-- AIM OF THE TASK --
In the material below, list every line carrying the string "color".

-- TASK MATERIAL --
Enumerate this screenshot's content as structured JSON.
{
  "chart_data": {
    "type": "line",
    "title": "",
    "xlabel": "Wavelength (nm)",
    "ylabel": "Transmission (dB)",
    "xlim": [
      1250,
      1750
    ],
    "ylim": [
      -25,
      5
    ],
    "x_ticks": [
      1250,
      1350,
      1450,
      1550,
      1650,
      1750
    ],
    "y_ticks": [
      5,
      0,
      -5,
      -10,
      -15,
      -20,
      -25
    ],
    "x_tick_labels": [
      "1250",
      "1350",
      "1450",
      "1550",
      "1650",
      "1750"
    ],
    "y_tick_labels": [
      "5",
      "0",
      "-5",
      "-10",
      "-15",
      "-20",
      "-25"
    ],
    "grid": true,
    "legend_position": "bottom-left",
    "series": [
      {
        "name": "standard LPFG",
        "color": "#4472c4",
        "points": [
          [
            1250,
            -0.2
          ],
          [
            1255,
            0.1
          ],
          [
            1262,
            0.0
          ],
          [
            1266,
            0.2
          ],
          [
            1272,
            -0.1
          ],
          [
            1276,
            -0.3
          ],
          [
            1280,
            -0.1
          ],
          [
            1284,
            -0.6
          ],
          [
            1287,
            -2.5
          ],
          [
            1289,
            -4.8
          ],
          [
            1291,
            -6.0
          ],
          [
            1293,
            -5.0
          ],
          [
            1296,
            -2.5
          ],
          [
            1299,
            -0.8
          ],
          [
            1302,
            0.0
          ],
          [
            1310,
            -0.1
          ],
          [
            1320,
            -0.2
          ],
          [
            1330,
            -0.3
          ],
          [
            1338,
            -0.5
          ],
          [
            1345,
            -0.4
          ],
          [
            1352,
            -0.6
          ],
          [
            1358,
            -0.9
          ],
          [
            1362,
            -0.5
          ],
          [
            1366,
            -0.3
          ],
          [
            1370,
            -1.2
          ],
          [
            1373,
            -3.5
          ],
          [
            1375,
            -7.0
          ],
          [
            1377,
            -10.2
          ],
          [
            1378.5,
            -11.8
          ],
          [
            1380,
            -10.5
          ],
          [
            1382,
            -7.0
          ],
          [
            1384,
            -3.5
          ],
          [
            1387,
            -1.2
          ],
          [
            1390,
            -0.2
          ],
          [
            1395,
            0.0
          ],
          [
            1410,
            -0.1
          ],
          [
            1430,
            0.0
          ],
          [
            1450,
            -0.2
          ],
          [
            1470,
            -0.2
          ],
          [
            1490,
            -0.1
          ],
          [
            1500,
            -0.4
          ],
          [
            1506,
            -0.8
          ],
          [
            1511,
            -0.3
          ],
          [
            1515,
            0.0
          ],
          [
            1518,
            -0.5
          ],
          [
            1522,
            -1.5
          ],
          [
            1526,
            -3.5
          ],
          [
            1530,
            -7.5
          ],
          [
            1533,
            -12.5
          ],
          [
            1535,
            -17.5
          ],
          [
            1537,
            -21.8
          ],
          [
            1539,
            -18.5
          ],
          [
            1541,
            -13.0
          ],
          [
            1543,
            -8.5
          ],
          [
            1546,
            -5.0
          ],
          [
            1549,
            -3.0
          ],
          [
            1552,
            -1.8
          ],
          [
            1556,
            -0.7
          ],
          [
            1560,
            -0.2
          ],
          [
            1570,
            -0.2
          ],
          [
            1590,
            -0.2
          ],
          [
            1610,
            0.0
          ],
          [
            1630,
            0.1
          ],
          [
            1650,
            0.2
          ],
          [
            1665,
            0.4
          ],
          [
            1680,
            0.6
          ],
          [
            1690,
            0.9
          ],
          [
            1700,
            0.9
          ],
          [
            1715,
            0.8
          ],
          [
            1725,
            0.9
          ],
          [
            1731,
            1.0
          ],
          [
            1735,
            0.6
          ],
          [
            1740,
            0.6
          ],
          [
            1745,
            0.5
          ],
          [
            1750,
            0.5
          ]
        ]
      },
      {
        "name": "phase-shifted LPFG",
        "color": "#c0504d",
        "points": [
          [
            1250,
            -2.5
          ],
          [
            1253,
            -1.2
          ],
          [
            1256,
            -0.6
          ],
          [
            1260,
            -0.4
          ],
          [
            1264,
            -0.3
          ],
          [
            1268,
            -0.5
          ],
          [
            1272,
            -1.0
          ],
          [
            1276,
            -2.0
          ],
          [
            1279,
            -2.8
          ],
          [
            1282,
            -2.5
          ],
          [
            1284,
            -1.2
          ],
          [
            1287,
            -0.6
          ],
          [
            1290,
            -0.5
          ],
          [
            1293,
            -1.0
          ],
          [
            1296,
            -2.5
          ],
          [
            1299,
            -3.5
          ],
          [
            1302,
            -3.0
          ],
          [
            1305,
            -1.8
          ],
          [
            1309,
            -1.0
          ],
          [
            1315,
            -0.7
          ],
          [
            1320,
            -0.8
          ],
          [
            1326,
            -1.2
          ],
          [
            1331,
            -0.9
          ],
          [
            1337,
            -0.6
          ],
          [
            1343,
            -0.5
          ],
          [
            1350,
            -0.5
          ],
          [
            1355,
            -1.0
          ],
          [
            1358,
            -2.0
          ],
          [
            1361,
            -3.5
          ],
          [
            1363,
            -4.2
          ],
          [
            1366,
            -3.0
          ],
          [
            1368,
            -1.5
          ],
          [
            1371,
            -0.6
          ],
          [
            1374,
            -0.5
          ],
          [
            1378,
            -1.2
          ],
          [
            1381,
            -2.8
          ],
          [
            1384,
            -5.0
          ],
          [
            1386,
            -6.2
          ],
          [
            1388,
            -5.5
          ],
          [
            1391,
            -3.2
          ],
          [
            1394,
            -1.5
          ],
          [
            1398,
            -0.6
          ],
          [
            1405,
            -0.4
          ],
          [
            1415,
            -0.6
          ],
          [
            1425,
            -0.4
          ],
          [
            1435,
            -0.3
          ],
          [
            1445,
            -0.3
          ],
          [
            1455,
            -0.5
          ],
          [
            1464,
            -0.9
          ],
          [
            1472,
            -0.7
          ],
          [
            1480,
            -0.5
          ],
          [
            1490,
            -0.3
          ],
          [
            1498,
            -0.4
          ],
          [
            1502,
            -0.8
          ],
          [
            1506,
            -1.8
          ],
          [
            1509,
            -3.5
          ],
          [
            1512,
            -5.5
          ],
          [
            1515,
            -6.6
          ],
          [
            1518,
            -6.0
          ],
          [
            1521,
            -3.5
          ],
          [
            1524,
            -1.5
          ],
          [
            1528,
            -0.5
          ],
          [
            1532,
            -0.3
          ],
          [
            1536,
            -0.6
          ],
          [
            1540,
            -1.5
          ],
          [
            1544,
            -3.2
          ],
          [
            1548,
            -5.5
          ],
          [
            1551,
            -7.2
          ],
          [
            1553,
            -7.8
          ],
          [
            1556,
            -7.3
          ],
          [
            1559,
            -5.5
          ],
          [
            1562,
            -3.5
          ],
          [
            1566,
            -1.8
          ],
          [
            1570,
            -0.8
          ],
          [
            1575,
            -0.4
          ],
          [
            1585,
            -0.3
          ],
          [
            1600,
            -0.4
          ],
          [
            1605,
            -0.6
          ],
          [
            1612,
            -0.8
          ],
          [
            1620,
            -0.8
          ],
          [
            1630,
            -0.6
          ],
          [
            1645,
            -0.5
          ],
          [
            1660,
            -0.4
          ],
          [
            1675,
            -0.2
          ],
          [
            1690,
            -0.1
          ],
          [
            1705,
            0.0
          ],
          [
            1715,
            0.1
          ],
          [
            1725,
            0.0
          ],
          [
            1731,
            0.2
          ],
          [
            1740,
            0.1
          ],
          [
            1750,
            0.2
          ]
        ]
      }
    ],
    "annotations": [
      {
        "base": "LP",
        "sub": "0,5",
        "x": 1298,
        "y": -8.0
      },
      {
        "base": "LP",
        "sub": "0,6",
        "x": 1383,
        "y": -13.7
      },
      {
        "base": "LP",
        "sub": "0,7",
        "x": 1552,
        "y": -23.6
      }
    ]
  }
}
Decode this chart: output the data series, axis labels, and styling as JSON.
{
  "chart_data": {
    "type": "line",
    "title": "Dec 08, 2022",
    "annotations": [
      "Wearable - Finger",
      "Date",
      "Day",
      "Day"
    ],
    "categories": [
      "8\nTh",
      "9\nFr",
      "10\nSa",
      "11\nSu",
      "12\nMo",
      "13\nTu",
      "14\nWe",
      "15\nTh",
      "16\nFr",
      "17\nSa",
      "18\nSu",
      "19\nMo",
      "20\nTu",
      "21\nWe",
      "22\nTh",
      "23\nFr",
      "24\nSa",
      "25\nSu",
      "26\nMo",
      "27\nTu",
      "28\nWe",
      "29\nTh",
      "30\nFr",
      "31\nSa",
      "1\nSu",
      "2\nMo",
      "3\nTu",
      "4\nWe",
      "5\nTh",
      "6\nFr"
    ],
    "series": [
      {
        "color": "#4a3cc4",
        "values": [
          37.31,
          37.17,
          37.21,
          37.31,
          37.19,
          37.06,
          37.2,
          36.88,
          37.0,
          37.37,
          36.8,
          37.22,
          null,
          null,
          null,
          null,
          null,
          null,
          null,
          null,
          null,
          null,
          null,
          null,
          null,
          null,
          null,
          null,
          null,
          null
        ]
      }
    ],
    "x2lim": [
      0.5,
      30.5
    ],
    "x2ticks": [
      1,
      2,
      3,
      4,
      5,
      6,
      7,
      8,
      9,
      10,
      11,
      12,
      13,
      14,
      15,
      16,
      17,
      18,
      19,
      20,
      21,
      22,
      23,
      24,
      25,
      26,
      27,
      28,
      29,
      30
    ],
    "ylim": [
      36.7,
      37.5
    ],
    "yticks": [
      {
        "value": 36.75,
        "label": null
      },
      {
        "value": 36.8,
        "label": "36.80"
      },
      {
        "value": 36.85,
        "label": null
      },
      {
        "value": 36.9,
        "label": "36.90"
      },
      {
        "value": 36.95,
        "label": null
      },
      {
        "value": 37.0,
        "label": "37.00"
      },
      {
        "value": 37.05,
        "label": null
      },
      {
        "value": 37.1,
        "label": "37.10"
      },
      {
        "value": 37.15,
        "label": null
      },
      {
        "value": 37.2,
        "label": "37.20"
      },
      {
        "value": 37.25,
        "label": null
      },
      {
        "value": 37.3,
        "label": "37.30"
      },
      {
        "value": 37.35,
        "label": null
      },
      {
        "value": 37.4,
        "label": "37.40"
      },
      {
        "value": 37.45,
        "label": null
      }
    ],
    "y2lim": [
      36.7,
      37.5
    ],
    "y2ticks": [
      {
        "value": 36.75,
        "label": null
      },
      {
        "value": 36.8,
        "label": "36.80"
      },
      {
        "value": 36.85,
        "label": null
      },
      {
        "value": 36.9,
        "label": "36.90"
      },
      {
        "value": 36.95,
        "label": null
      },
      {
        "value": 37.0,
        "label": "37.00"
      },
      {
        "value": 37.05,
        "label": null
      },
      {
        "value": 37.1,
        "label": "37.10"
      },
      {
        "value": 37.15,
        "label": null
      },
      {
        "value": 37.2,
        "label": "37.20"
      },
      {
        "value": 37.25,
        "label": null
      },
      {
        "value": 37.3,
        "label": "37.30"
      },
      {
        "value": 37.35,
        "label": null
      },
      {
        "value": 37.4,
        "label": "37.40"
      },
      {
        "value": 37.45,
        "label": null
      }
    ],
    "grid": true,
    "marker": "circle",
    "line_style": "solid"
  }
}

-- COMPLETE ANSWER --
        "color": "#4472c4",
        "color": "#c0504d",
        "color": "#4a3cc4",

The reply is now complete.